Input
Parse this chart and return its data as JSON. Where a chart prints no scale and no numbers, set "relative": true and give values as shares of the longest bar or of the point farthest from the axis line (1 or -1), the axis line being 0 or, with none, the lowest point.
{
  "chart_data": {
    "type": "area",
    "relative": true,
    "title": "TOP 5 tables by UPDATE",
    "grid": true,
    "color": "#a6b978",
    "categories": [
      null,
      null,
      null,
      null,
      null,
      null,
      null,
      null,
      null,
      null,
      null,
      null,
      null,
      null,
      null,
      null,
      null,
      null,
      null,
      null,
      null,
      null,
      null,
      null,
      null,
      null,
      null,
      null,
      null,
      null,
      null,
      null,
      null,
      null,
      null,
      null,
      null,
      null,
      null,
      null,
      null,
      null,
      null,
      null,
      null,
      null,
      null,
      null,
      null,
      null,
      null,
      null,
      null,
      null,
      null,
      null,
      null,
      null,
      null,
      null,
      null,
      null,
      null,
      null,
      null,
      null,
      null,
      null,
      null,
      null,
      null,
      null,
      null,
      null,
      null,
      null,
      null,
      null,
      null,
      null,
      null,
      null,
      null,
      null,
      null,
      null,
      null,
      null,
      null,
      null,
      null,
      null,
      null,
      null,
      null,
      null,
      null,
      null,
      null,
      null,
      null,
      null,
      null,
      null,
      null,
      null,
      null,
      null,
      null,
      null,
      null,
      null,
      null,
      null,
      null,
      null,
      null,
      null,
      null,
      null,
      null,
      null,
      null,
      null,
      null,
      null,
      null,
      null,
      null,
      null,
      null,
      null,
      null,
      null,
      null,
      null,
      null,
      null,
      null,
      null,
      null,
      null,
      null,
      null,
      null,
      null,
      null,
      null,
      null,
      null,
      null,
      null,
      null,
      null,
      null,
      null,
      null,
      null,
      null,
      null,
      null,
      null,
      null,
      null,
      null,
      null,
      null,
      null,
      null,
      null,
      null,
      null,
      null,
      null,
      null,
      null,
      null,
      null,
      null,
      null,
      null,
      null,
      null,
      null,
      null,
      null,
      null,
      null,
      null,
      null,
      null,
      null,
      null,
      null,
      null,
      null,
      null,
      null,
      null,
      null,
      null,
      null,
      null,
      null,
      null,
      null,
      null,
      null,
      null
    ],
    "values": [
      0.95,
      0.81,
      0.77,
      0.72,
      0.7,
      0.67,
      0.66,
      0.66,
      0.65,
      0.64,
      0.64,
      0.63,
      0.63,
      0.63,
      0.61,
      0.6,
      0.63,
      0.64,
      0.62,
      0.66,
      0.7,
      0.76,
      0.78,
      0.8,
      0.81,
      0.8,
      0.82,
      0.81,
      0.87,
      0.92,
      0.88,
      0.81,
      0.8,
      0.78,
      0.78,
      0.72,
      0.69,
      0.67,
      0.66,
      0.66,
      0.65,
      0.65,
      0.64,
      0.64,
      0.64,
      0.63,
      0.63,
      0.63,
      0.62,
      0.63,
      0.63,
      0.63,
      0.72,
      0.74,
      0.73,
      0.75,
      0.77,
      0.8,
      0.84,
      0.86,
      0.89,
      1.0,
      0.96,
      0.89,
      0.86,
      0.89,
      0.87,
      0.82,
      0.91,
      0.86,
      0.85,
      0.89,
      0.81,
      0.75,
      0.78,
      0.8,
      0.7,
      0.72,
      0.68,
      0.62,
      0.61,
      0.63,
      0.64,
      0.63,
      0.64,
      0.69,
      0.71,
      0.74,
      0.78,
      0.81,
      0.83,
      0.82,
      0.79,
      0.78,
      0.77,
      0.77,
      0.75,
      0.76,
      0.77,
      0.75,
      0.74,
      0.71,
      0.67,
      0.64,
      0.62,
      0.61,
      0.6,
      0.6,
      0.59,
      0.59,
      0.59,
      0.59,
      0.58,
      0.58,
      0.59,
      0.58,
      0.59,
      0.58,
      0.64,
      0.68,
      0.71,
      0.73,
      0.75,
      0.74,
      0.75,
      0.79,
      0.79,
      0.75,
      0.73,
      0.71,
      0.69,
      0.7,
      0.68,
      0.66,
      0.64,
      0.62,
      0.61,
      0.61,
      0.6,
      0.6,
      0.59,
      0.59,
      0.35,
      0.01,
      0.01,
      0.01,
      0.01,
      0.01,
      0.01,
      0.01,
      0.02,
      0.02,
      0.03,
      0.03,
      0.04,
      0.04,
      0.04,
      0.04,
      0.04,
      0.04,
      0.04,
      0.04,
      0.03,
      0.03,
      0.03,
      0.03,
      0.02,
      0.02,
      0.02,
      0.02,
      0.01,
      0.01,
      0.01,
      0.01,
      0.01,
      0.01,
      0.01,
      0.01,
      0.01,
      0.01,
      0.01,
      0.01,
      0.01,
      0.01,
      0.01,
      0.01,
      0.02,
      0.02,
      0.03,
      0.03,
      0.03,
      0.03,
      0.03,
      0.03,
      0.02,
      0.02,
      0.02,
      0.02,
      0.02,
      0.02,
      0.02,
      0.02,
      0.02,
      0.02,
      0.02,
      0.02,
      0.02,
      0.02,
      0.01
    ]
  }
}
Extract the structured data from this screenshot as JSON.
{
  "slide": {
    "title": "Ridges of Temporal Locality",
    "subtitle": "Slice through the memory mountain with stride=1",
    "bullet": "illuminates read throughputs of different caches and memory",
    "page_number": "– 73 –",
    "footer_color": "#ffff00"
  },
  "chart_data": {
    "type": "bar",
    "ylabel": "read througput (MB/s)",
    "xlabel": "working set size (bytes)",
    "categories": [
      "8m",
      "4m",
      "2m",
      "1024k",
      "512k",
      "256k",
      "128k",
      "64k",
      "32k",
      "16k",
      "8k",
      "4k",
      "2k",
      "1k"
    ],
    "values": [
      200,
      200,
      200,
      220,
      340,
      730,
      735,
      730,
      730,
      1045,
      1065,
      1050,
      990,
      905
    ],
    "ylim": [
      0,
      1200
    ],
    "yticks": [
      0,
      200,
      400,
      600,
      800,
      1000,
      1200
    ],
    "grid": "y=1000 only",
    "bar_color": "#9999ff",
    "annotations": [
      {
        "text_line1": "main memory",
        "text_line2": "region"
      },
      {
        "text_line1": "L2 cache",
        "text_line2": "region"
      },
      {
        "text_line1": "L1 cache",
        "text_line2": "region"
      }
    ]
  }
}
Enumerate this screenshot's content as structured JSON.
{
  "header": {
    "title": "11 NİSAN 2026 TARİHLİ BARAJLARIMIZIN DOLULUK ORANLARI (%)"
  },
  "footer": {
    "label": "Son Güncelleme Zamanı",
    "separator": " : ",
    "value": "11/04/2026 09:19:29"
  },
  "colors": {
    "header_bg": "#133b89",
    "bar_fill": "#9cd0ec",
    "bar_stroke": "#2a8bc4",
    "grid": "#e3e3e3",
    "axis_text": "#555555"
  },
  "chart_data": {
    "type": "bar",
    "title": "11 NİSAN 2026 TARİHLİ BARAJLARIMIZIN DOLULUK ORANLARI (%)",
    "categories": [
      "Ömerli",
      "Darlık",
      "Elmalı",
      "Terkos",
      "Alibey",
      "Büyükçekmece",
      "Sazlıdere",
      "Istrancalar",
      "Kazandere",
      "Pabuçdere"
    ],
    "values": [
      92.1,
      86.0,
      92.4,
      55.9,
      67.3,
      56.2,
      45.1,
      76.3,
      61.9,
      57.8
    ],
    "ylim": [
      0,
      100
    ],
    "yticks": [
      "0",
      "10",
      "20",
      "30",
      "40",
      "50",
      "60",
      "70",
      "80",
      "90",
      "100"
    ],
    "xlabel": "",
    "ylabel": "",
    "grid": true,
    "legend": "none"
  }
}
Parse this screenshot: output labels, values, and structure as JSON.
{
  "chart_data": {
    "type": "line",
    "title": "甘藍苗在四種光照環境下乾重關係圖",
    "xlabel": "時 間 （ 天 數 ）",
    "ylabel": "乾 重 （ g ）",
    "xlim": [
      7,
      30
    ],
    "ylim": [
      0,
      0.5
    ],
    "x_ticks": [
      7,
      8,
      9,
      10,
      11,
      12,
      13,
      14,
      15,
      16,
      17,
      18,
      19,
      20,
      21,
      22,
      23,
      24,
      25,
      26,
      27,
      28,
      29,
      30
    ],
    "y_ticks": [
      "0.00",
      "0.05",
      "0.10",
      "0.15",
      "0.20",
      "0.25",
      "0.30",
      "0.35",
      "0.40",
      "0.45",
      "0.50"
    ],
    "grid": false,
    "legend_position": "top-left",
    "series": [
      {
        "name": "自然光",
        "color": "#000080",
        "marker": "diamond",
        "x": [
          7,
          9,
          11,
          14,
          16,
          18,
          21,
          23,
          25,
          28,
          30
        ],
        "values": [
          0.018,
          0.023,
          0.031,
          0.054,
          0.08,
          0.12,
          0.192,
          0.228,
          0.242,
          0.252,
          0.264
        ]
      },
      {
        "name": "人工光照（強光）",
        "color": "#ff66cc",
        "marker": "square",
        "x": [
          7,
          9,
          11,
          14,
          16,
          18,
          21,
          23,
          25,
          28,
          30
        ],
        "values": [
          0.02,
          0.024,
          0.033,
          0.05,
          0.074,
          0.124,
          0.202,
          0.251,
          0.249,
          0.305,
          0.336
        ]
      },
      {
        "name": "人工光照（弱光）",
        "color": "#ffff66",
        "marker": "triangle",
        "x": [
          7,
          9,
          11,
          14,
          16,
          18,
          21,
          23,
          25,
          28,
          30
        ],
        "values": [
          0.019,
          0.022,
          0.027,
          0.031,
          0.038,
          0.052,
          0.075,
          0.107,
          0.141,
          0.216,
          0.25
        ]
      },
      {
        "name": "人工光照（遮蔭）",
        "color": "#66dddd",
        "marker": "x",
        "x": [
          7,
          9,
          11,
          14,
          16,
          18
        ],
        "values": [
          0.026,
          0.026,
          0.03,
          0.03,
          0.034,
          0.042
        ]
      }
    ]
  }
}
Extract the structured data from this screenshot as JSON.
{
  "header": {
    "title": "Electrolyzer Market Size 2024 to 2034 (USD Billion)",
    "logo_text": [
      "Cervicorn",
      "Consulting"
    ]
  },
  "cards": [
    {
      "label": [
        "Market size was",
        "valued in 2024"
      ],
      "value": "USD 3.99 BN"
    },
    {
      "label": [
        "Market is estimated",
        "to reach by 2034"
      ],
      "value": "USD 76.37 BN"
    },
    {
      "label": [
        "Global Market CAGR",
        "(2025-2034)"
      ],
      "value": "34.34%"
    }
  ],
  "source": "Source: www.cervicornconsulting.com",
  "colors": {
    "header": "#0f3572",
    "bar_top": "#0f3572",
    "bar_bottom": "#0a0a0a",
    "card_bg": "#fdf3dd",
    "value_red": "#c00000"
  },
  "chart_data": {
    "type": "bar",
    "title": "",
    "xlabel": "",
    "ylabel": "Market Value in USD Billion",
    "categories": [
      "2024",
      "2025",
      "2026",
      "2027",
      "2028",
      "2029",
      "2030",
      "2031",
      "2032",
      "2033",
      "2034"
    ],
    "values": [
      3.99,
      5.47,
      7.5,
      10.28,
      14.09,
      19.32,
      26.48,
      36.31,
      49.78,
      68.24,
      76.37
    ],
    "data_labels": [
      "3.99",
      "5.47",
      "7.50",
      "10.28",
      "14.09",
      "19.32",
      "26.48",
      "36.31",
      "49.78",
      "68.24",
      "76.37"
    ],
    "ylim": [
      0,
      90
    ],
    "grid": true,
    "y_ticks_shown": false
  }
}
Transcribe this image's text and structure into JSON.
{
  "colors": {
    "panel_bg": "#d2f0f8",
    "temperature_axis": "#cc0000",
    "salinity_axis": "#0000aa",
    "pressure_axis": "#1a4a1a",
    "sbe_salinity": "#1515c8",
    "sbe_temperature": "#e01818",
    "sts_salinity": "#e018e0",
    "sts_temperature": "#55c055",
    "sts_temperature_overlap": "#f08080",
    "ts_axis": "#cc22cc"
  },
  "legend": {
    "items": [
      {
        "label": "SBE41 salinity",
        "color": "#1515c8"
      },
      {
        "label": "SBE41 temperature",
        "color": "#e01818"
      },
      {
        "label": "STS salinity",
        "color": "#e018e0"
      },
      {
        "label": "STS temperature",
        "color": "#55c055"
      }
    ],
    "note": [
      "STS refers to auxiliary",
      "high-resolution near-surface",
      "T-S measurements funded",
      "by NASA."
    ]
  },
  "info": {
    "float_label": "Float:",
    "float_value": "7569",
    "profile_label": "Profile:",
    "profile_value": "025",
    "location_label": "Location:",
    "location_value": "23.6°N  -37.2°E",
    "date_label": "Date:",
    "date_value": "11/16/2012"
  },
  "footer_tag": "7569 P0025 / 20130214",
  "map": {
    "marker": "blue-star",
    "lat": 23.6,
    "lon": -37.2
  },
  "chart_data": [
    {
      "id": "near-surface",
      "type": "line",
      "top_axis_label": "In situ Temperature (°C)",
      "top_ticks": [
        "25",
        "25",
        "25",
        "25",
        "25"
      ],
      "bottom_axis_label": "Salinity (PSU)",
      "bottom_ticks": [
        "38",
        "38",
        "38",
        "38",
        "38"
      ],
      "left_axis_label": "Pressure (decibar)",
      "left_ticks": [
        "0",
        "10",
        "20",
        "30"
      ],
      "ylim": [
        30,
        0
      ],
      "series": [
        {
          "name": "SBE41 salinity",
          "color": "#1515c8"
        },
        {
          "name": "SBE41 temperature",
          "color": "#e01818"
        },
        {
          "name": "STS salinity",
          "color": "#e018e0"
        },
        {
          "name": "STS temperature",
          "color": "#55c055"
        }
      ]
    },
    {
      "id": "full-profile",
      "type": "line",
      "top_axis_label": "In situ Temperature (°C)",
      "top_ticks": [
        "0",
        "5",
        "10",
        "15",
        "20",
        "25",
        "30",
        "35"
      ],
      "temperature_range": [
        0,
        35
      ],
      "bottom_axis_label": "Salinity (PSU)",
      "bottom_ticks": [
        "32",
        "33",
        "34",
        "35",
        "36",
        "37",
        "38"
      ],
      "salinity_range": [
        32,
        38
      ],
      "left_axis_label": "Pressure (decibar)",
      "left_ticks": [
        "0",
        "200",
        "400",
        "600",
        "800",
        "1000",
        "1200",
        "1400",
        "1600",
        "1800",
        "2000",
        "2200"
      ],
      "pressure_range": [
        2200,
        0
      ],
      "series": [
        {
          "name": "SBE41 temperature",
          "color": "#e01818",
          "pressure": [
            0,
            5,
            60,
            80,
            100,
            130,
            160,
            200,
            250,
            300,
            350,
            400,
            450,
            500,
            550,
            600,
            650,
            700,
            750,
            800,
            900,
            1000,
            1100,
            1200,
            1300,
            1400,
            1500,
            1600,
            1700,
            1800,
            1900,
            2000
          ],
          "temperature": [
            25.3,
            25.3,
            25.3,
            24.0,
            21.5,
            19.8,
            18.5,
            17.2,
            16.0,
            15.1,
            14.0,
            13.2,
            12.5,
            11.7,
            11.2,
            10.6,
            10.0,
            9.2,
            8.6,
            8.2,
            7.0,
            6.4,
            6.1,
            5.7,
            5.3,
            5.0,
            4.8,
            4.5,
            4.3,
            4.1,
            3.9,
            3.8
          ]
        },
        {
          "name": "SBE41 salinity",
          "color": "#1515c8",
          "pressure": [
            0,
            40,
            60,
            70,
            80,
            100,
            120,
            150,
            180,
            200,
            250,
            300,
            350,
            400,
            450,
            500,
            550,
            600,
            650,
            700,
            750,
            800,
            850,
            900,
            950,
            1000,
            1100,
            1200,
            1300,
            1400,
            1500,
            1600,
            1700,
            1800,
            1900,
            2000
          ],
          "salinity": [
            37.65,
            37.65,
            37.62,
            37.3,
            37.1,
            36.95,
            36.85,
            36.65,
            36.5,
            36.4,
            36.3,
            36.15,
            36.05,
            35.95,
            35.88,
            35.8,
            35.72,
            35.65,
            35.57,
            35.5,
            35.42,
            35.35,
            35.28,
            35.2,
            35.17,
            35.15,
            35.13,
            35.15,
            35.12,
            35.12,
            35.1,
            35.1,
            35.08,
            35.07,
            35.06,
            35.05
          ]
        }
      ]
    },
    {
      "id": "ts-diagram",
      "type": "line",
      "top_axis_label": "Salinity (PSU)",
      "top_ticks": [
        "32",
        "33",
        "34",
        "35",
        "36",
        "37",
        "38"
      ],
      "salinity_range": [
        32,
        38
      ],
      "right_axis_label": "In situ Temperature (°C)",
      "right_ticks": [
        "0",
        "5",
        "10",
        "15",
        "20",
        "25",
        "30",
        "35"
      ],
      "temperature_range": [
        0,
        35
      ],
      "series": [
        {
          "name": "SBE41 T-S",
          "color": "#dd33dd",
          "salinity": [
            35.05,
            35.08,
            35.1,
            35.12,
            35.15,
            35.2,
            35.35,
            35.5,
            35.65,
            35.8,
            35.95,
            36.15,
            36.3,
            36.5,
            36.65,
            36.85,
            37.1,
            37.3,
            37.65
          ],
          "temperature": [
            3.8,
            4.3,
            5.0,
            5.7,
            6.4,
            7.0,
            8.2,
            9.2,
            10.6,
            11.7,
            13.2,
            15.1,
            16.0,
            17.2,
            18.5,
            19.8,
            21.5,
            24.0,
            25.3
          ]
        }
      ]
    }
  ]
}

Goal of the exercise
Find the word "marker" in the records and pull out each line that has it.

Answer to the task
        "marker": "diamond",
        "marker": "square",
        "marker": "triangle",
        "marker": "x",
    "marker": "blue-star",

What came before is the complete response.